What you have to do:
Your answer should be a single number: how many lines in the data below hold the string "法律对对碰".

(Stored entries)

--- BEGIN ---

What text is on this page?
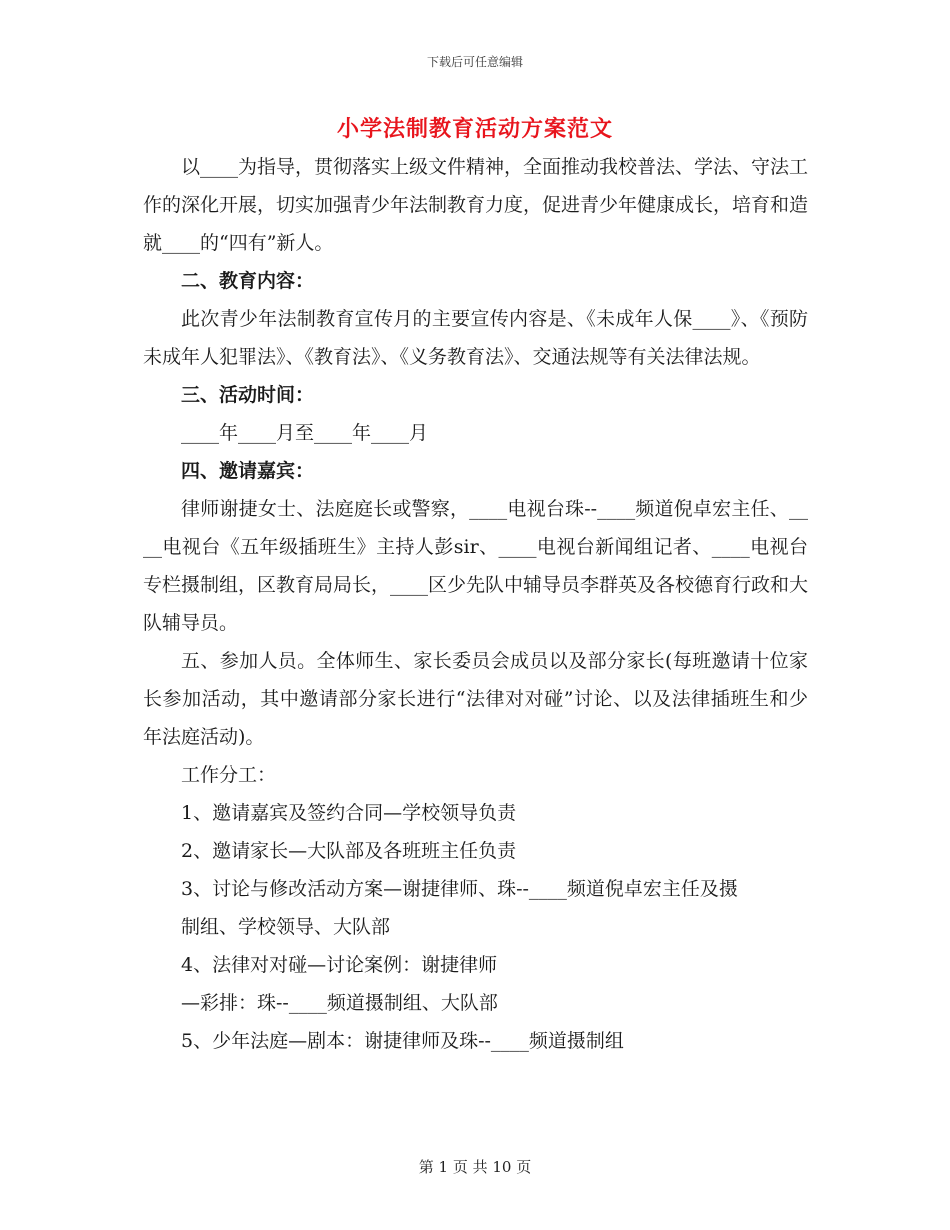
下载后可任意编辑
小学法制教育活动方案范文

以____为指导，贯彻落实上级文件精神，全面推动我校普法、学法、守法工作的深化开展，切实加强青少年法制教育力度，促进青少年健康成长，培育和造就____的“四有”新人。

二、教育内容：

此次青少年法制教育宣传月的主要宣传内容是、《未成年人保____》、《预防未成年人犯罪法》、《教育法》、《义务教育法》、交通法规等有关法律法规。

三、活动时间：

____年____月至____年____月

四、邀请嘉宾：

律师谢捷女士、法庭庭长或警察，____电视台珠--____频道倪卓宏主任、____电视台《五年级插班生》主持人彭sir、____电视台新闻组记者、____电视台专栏摄制组，区教育局局长，____区少先队中辅导员李群英及各校德育行政和大队辅导员。

五、参加人员。全体师生、家长委员会成员以及部分家长(每班邀请十位家长参加活动，其中邀请部分家长进行“法律对对碰”讨论、以及法律插班生和少年法庭活动)。

工作分工：

1、邀请嘉宾及签约合同—学校领导负责

2、邀请家长—大队部及各班班主任负责

3、讨论与修改活动方案—谢捷律师、珠--____频道倪卓宏主任及摄

制组、学校领导、大队部

4、法律对对碰—讨论案例：谢捷律师

—彩排：珠--____频道摄制组、大队部

5、少年法庭—剧本：谢捷律师及珠--____频道摄制组

第 1 页 共 10 页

--- END ---

Expected answer:
2